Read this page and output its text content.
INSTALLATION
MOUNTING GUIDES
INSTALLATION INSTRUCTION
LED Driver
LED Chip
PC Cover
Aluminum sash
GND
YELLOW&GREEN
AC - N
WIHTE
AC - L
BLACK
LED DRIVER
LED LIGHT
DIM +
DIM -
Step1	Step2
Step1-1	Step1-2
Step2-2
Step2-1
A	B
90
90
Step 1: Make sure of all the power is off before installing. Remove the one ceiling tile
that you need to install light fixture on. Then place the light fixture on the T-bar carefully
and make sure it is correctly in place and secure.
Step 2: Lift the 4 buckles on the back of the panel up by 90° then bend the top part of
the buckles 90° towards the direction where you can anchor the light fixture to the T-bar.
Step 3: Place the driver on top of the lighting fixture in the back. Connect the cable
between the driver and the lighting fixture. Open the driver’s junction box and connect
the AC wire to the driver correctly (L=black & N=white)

********

**REQUIRED TASK**
Write each line above out exactly.

**SOLUTION TO THE PROBLEM**
Read this page and output its text content.
INSTALLATION
MOUNTING GUIDES
INSTALLATION INSTRUCTION
LED Driver
LED Chip
PC Cover
Aluminum sash
GND
YELLOW&GREEN
AC - N
WIHTE
AC - L
BLACK
LED DRIVER
LED LIGHT
DIM +
DIM -
Step1	Step2
Step1-1	Step1-2
Step2-2
Step2-1
A	B
90
90
Step 1: Make sure of all the power is off before installing. Remove the one ceiling tile
that you need to install light fixture on. Then place the light fixture on the T-bar carefully
and make sure it is correctly in place and secure.
Step 2: Lift the 4 buckles on the back of the panel up by 90° then bend the top part of
the buckles 90° towards the direction where you can anchor the light fixture to the T-bar.
Step 3: Place the driver on top of the lighting fixture in the back. Connect the cable
between the driver and the lighting fixture. Open the driver’s junction box and connect
the AC wire to the driver correctly (L=black & N=white)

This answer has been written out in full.